Data records
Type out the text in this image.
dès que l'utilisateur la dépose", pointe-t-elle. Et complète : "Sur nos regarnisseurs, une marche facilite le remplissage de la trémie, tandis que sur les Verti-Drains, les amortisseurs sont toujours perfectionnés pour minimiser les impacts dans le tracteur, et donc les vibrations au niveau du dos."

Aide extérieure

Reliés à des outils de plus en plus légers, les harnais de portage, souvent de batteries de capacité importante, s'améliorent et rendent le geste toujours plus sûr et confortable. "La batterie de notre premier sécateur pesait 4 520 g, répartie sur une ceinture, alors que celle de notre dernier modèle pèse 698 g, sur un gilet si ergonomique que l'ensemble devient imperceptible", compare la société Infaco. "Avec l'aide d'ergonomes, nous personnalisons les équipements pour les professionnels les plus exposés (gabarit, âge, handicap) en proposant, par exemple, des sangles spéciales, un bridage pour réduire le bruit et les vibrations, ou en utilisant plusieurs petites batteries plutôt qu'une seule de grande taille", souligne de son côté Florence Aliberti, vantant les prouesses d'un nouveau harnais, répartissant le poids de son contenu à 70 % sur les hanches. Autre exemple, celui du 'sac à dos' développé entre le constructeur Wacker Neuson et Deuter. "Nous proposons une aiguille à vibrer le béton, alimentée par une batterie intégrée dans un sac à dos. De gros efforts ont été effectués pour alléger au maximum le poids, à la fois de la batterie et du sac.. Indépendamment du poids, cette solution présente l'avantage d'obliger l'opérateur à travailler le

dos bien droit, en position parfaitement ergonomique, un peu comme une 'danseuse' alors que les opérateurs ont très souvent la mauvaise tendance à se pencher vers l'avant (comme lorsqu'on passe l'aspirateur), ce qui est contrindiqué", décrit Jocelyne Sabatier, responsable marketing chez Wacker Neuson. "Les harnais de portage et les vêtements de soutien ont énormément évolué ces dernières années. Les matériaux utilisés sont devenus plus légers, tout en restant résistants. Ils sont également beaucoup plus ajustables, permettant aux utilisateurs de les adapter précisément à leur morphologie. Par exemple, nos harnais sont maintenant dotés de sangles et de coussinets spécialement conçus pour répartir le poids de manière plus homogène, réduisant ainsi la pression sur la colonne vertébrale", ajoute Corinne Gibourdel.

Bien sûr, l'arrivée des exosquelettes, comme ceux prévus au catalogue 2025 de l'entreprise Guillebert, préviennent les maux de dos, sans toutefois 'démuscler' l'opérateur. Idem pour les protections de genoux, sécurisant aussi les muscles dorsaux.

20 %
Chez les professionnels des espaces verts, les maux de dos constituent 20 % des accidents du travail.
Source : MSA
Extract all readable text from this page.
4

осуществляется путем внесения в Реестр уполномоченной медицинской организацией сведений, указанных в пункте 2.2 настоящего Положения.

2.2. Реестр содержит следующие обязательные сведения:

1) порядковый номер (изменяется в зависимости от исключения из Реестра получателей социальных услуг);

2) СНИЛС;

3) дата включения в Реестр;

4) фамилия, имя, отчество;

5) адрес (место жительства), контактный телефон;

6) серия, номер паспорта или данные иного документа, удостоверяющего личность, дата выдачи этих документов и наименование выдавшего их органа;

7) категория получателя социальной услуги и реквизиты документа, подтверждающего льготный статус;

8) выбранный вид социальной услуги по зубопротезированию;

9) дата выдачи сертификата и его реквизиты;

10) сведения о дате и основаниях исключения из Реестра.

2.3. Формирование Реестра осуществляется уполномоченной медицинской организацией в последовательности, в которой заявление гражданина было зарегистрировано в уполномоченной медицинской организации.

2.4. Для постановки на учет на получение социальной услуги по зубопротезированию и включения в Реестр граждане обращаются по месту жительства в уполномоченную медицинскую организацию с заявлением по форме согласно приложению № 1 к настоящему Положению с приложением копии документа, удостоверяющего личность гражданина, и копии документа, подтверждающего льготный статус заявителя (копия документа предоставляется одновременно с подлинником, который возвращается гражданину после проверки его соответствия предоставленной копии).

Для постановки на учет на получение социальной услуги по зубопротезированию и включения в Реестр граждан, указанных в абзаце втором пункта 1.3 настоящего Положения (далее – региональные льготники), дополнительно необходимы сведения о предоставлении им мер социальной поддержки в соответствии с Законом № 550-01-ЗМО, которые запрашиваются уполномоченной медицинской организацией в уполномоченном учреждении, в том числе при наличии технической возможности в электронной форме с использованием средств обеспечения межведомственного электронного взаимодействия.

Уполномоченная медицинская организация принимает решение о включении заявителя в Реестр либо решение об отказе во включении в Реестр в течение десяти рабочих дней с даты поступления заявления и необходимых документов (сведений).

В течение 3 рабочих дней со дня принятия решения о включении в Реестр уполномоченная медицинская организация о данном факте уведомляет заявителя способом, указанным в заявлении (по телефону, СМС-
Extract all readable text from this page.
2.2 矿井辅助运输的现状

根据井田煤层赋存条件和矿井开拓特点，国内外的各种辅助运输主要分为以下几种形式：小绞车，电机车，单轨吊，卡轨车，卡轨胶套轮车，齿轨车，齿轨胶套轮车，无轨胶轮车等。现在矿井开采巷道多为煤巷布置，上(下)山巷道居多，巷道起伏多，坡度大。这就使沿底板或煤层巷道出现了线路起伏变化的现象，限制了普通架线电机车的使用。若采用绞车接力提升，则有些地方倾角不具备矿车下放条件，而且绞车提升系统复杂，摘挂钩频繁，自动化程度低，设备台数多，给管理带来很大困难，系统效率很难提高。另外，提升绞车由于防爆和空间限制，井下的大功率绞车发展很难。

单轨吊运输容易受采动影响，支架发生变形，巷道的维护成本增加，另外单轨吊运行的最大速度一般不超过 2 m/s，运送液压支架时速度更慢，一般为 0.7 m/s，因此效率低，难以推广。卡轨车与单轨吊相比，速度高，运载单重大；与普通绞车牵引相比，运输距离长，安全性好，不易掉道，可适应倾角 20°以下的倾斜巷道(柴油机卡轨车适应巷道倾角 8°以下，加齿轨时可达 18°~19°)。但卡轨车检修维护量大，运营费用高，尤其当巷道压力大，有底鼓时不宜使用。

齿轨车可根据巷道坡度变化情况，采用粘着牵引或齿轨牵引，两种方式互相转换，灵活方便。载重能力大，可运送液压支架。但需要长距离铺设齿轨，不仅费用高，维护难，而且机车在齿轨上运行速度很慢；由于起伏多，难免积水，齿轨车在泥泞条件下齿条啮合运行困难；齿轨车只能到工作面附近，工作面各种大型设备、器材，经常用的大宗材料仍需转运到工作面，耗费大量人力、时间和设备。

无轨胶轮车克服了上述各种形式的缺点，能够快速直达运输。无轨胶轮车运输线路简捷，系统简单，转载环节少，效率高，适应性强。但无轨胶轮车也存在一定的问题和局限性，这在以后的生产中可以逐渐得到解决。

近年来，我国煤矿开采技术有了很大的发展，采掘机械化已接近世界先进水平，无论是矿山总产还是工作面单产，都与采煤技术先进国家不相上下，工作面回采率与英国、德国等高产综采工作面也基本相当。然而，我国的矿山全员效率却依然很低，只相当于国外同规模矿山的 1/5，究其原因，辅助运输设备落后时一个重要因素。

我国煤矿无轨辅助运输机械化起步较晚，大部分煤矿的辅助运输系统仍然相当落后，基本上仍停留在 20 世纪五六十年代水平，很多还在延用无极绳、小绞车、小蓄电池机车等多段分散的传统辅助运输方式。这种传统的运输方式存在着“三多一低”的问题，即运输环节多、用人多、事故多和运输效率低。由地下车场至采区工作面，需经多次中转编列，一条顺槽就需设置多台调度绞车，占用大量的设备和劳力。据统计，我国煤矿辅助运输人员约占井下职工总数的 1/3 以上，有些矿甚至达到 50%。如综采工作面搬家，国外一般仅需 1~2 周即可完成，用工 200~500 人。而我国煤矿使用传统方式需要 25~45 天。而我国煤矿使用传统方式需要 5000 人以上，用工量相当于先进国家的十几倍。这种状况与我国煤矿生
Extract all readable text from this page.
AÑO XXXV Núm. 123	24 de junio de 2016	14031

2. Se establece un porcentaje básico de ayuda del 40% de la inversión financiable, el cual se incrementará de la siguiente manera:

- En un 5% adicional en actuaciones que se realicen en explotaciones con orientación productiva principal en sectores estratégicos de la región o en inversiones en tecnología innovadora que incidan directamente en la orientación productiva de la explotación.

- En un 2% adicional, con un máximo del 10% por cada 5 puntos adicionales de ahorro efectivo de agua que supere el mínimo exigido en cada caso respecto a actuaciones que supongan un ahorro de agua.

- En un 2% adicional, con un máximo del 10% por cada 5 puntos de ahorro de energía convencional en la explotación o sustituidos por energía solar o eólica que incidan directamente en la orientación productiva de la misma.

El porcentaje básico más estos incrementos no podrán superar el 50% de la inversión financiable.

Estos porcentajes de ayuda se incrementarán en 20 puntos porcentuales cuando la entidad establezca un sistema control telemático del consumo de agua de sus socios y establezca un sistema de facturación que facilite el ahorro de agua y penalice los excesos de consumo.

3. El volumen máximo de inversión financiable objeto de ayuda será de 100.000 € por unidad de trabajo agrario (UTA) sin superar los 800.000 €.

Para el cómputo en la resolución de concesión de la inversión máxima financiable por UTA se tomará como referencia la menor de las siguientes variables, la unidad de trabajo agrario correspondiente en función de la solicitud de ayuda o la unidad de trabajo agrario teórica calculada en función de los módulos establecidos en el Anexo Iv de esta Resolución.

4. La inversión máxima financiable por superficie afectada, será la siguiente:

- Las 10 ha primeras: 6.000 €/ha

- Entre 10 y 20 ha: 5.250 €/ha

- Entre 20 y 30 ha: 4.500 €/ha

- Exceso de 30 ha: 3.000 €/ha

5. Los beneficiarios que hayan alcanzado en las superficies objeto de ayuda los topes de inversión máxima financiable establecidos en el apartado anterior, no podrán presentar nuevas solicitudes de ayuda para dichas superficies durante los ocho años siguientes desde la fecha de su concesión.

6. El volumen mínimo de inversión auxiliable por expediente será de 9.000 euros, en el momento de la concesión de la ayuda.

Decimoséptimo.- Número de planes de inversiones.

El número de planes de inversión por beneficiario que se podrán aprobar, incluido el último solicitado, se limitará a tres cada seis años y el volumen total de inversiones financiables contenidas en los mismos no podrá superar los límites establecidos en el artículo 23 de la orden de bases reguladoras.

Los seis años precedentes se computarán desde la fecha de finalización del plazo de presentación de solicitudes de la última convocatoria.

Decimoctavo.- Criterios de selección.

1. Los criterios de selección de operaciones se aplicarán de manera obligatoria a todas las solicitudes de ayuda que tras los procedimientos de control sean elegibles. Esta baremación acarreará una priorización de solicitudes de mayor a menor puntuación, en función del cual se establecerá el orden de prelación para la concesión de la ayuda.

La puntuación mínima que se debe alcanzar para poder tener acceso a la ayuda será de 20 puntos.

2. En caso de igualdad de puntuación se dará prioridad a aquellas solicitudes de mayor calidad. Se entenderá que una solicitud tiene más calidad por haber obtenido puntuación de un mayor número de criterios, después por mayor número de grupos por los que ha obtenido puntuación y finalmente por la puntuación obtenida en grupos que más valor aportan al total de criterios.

* Goal of the exercise:
Scan the material line by line and report each one that contains "solicitudes".

* Exercise response:
5. Los beneficiarios que hayan alcanzado en las superficies objeto de ayuda los topes de inversión máxima financiable establecidos en el apartado anterior, no podrán presentar nuevas solicitudes de ayuda para dichas superficies durante los ocho años siguientes desde la fecha de su concesión.
Los seis años precedentes se computarán desde la fecha de finalización del plazo de presentación de solicitudes de la última convocatoria.
1. Los criterios de selección de operaciones se aplicarán de manera obligatoria a todas las solicitudes de ayuda que tras los procedimientos de control sean elegibles. Esta baremación acarreará una priorización de solicitudes de mayor a menor puntuación, en función del cual se establecerá el orden de prelación para la concesión de la ayuda.
2. En caso de igualdad de puntuación se dará prioridad a aquellas solicitudes de mayor calidad. Se entenderá que una solicitud tiene más calidad por haber obtenido puntuación de un mayor número de criterios, después por mayor número de grupos por los que ha obtenido puntuación y finalmente por la puntuación obtenida en grupos que más valor aportan al total de criterios.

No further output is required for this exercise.